● **Given instruction**
Your task is to gather the lines below that hold the string "Household".

☆ ☆ ☆ ☆

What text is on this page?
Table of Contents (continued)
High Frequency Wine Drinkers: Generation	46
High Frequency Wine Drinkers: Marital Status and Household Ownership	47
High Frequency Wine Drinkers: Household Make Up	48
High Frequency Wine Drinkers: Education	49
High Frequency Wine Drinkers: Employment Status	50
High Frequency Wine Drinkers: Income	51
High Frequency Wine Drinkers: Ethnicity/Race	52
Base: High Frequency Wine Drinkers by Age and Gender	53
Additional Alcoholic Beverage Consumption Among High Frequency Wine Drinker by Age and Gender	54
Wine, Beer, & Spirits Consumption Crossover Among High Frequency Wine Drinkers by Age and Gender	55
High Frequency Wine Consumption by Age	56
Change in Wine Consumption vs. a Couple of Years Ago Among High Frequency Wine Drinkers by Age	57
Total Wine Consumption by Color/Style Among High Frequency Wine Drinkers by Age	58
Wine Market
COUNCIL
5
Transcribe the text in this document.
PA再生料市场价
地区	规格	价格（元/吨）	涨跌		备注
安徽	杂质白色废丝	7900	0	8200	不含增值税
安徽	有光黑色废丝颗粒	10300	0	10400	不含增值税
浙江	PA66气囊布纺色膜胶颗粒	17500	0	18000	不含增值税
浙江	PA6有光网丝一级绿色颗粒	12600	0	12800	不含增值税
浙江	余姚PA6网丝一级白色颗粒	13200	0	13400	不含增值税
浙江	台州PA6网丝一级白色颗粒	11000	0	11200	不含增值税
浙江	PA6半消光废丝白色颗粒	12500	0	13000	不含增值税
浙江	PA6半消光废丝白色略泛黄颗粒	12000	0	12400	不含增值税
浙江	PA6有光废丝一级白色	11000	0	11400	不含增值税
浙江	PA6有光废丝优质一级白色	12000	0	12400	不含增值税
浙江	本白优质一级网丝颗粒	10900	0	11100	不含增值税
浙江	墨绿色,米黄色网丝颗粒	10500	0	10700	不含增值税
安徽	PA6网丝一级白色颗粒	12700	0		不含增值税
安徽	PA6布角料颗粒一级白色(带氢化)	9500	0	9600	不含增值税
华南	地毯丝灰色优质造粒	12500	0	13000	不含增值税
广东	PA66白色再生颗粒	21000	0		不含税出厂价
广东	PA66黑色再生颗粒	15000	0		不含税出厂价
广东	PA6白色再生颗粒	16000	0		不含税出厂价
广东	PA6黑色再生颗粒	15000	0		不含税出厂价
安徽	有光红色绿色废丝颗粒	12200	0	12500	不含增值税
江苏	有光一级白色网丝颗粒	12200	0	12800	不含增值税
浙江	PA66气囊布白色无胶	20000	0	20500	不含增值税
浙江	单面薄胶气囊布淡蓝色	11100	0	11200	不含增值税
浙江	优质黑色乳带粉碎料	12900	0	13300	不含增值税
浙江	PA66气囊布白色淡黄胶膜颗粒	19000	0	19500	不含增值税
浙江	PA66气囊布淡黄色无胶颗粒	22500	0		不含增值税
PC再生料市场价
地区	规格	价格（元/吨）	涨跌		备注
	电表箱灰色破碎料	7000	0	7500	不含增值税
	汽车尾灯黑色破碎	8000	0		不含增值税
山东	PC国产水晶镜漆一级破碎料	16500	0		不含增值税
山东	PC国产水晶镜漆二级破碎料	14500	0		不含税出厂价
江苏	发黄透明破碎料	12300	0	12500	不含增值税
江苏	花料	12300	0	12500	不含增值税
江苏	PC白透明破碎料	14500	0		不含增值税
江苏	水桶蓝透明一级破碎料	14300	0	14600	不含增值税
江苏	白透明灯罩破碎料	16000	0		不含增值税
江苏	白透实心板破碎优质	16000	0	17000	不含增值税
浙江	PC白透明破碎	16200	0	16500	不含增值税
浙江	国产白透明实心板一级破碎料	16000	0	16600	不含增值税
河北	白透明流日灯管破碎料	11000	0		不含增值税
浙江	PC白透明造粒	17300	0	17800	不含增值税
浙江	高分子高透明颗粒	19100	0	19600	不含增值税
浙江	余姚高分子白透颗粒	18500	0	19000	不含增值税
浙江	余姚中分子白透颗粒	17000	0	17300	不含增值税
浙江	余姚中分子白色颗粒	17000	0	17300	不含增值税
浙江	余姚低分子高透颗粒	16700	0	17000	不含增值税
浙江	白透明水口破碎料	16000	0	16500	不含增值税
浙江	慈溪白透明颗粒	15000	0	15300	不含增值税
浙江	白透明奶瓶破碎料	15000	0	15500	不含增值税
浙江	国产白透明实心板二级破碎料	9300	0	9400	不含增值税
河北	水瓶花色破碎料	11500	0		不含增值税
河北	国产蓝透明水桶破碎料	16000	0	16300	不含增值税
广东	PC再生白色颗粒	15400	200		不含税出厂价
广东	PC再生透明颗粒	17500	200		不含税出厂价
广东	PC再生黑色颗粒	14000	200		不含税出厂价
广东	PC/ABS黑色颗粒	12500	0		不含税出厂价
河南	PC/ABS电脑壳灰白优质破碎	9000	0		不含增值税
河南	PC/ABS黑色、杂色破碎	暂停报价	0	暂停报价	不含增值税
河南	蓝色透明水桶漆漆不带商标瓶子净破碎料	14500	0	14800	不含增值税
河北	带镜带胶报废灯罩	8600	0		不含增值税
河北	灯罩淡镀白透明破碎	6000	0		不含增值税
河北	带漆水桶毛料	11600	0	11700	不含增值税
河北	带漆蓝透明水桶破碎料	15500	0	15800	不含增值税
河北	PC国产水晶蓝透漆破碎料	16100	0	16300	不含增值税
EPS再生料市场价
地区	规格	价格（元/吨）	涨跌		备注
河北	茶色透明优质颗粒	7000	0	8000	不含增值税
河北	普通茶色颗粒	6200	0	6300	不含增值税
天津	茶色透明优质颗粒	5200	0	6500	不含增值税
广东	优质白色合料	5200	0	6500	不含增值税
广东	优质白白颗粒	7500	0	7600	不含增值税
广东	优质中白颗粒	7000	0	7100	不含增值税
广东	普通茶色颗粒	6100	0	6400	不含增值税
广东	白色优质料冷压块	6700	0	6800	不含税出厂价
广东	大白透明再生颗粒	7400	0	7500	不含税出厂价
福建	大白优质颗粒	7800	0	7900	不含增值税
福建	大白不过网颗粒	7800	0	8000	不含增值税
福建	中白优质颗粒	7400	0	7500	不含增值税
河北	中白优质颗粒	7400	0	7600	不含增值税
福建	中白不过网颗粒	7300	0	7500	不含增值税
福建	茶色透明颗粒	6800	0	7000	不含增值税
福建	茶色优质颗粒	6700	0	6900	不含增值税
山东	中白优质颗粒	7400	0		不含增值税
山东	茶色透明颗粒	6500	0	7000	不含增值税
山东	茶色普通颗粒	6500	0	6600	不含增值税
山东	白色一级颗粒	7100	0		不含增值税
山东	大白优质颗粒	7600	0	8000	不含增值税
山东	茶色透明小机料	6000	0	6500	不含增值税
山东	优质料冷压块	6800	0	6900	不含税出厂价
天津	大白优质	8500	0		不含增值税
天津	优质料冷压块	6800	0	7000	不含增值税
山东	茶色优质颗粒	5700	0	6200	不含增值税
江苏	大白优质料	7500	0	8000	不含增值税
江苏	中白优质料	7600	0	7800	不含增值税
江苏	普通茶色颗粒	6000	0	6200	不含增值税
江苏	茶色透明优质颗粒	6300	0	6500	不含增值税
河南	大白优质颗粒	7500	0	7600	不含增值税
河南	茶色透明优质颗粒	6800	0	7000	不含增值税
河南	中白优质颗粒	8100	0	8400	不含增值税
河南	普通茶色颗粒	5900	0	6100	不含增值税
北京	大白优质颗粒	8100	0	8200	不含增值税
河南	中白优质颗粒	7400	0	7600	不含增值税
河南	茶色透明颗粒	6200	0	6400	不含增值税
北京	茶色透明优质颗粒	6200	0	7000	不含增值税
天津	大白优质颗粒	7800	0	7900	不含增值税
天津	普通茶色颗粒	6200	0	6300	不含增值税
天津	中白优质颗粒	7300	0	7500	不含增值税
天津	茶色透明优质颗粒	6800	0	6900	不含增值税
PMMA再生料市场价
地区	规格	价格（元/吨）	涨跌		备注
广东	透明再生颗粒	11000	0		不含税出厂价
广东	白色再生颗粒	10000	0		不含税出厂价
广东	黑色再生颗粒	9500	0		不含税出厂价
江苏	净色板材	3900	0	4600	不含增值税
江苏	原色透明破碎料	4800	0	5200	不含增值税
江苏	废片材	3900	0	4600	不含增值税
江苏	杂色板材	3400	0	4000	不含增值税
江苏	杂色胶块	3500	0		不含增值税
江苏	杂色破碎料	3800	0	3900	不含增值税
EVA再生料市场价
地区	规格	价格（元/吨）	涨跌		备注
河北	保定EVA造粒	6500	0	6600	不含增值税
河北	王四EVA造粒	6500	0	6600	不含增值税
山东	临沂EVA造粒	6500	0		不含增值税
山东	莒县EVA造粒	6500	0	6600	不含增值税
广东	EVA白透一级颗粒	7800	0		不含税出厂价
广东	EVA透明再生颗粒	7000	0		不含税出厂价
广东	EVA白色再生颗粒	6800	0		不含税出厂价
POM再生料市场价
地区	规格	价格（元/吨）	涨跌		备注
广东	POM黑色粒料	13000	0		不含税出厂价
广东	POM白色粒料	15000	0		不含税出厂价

☆ ☆ ☆ ☆

● **Task output**
High Frequency Wine Drinkers: Marital Status and Household Ownership	47
High Frequency Wine Drinkers: Household Make Up	48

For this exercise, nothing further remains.